__WHAT IS BEING ASKED__.
Your task is to locate every line holding the string "AMSEAS" and to copy each of them.

__Figure dataset records__.
_ _ _

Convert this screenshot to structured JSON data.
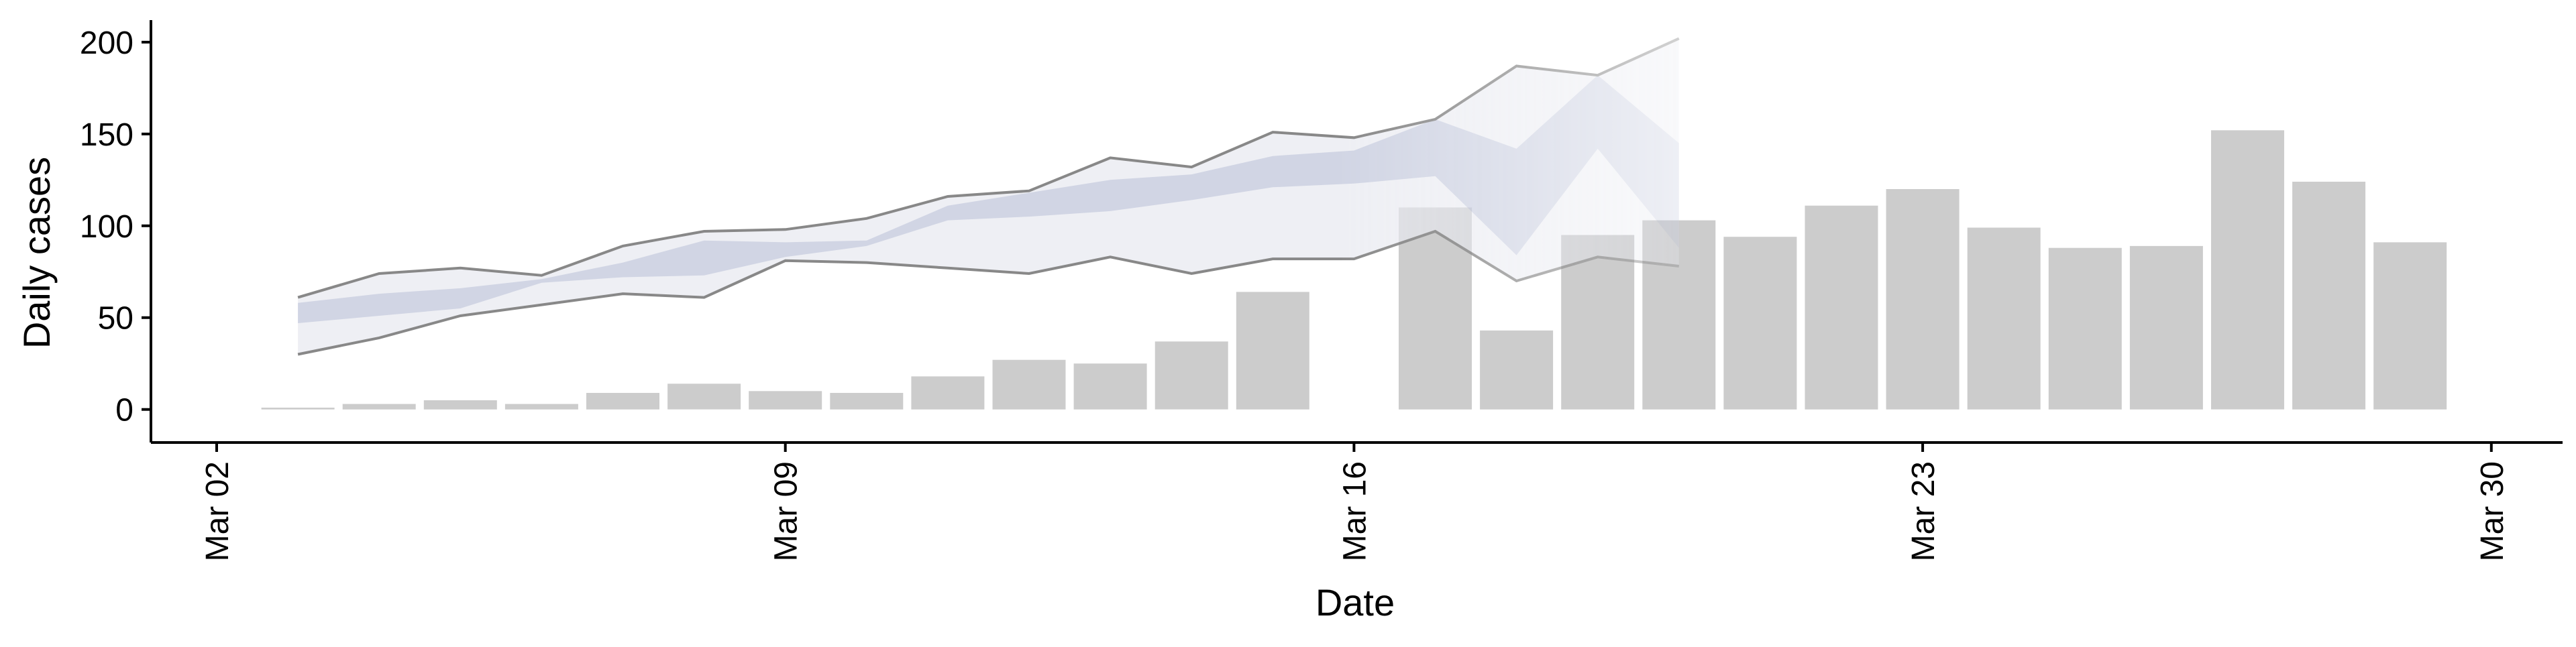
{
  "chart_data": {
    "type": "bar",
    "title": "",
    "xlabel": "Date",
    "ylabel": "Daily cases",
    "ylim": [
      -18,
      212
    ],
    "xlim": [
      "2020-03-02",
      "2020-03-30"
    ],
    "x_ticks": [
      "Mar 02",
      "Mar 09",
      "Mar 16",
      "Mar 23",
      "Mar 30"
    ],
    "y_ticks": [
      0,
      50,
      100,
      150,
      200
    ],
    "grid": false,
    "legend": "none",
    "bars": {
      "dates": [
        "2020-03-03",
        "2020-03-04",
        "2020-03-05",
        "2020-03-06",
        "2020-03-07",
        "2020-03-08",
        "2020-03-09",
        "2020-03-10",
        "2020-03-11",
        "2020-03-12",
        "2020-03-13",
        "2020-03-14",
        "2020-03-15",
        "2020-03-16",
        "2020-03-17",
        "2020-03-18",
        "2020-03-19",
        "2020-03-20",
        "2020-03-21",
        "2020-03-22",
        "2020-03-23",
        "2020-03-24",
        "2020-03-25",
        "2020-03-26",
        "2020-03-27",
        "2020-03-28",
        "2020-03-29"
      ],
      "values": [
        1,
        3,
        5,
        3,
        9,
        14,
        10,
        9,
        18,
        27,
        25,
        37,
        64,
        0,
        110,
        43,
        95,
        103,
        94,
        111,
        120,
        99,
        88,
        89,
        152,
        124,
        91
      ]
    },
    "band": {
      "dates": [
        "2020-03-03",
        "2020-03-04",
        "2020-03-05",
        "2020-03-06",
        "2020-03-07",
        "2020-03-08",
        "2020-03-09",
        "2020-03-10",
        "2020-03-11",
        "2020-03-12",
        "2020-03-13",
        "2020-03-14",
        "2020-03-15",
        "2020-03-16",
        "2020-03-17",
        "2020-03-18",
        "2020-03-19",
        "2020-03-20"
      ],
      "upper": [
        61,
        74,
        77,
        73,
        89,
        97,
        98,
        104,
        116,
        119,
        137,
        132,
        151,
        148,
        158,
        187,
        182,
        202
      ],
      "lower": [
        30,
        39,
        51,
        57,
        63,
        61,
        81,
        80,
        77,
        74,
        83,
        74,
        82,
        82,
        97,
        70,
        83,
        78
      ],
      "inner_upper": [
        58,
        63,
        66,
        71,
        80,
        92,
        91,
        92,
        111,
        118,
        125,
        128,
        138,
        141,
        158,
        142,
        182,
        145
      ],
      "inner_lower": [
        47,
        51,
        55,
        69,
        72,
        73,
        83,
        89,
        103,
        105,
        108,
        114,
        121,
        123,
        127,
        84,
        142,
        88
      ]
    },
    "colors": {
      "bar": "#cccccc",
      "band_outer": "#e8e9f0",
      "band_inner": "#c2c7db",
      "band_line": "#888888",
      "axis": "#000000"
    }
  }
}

_ _ _

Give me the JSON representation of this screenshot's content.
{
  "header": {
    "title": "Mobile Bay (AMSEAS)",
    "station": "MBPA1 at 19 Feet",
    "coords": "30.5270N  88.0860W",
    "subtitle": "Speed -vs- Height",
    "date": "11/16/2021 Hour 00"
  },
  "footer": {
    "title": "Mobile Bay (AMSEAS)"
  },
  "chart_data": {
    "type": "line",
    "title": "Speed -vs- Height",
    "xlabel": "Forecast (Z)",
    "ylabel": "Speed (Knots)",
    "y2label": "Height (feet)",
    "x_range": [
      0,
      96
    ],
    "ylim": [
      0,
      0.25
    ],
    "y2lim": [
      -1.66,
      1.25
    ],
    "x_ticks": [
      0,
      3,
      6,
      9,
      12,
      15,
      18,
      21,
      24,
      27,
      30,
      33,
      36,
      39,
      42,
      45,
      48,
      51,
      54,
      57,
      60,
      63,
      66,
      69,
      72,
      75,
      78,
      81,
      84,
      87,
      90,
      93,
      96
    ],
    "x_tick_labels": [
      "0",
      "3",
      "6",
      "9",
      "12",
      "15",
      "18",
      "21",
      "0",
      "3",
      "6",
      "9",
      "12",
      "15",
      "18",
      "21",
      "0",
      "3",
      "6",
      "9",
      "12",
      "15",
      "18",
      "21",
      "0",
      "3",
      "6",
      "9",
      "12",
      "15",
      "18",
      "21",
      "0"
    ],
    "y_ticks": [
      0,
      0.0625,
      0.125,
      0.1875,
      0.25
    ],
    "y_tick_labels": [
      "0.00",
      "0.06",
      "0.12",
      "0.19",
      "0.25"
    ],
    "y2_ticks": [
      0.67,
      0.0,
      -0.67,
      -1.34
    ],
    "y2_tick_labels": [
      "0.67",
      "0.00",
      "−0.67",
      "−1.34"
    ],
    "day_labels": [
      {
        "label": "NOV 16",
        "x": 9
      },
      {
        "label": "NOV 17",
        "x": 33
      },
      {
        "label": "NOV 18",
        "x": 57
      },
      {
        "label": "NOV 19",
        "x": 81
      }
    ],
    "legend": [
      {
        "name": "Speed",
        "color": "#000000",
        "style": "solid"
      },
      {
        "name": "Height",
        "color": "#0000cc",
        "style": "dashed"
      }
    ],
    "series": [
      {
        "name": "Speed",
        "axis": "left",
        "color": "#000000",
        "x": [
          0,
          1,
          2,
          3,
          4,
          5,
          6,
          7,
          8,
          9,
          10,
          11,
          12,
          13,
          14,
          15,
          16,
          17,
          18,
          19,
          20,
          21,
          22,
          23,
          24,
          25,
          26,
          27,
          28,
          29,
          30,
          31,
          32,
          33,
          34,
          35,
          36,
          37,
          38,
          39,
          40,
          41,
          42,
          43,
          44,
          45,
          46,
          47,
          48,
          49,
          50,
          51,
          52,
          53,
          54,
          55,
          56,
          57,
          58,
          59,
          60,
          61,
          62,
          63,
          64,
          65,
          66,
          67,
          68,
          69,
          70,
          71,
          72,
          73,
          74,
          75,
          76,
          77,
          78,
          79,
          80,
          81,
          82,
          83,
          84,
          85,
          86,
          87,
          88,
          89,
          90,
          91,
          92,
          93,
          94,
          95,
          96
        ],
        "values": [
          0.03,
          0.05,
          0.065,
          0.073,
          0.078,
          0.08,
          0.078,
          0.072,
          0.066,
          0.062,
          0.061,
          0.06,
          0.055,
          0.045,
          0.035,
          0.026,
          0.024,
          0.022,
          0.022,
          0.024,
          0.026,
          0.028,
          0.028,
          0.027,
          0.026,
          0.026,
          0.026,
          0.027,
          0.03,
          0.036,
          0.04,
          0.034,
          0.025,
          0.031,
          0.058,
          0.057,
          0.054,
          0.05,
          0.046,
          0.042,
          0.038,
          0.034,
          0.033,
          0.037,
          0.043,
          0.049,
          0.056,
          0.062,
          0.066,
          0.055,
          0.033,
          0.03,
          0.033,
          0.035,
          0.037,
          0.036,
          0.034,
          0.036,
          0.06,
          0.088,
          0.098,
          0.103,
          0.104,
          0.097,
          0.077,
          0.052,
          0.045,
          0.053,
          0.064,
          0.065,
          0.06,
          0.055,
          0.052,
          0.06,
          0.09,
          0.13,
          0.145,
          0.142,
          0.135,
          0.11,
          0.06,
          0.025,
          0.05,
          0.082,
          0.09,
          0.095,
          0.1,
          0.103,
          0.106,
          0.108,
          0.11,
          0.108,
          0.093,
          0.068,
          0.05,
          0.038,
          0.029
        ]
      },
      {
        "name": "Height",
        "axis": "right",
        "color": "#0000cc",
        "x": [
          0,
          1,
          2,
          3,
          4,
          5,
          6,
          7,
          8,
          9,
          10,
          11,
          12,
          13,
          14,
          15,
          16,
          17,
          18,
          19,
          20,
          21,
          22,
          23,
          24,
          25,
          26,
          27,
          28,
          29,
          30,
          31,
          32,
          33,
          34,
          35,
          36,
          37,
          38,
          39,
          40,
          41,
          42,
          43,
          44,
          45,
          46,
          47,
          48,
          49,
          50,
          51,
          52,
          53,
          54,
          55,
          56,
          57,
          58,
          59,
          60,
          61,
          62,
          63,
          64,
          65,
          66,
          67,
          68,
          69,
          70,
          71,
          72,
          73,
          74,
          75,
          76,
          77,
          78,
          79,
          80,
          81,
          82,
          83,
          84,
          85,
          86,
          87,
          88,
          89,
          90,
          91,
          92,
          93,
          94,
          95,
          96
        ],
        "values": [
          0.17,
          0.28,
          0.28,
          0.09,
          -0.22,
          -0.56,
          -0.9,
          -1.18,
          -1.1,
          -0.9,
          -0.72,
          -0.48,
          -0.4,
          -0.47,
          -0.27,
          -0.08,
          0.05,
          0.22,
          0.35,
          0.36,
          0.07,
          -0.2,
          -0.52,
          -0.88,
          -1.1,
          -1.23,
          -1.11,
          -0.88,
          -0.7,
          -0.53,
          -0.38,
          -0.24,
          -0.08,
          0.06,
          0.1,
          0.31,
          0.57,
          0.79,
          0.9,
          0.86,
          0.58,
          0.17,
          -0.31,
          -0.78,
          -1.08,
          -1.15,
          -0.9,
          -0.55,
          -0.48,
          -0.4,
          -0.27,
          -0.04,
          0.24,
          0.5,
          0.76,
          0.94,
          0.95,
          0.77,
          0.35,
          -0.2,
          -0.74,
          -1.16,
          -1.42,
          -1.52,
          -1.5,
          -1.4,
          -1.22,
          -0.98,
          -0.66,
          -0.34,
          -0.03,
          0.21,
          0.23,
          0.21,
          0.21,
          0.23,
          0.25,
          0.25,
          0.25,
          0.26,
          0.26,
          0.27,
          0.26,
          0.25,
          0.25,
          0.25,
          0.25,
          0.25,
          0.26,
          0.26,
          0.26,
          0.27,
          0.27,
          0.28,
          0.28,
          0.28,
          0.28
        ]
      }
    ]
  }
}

_ _ _

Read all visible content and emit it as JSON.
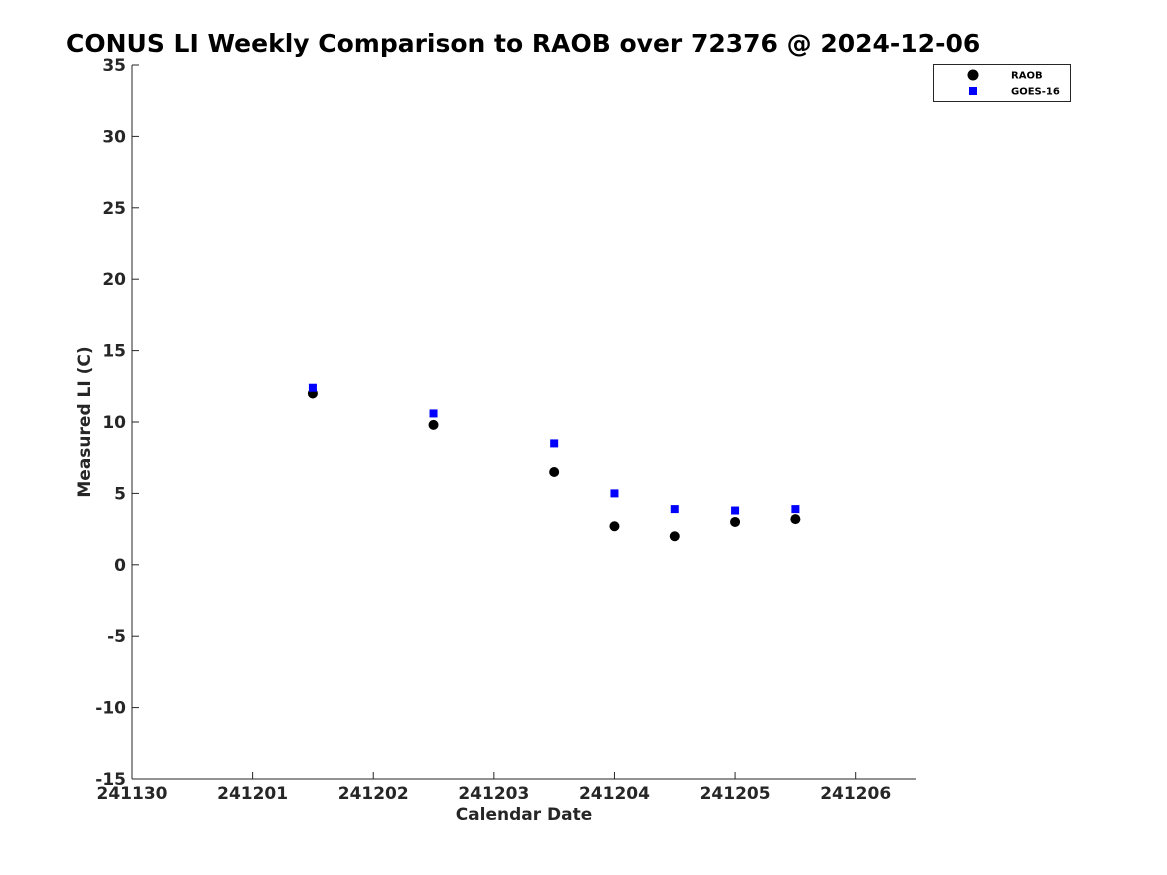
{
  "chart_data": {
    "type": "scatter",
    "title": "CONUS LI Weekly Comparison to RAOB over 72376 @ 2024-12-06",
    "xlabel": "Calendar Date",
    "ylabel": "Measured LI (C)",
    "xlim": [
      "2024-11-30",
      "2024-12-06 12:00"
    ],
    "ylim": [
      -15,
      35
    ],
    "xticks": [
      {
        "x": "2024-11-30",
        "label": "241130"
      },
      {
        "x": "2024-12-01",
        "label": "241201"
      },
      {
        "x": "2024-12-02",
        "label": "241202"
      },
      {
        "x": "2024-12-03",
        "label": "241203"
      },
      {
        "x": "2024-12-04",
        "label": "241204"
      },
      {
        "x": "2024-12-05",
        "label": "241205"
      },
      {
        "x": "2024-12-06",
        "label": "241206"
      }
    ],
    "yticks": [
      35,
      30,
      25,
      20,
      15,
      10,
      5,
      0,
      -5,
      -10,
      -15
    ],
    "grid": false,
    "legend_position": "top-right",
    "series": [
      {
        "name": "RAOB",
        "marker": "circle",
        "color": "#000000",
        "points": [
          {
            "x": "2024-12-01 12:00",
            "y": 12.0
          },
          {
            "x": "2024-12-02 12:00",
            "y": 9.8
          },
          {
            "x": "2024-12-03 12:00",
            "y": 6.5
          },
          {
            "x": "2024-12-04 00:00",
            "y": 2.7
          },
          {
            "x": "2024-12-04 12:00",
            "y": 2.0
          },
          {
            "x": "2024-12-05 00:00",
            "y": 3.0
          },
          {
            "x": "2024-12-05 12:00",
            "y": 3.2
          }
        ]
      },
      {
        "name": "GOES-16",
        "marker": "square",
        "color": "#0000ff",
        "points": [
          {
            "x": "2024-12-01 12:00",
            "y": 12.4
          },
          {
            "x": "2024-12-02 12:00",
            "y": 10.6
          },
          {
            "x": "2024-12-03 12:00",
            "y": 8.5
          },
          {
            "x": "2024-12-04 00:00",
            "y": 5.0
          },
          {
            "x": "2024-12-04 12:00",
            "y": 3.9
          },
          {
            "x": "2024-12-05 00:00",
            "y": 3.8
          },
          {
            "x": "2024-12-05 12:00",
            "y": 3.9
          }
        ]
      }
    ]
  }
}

_ _ _

__SOLVED EXERCISE__.
    "title": "Mobile Bay (AMSEAS)",
    "title": "Mobile Bay (AMSEAS)"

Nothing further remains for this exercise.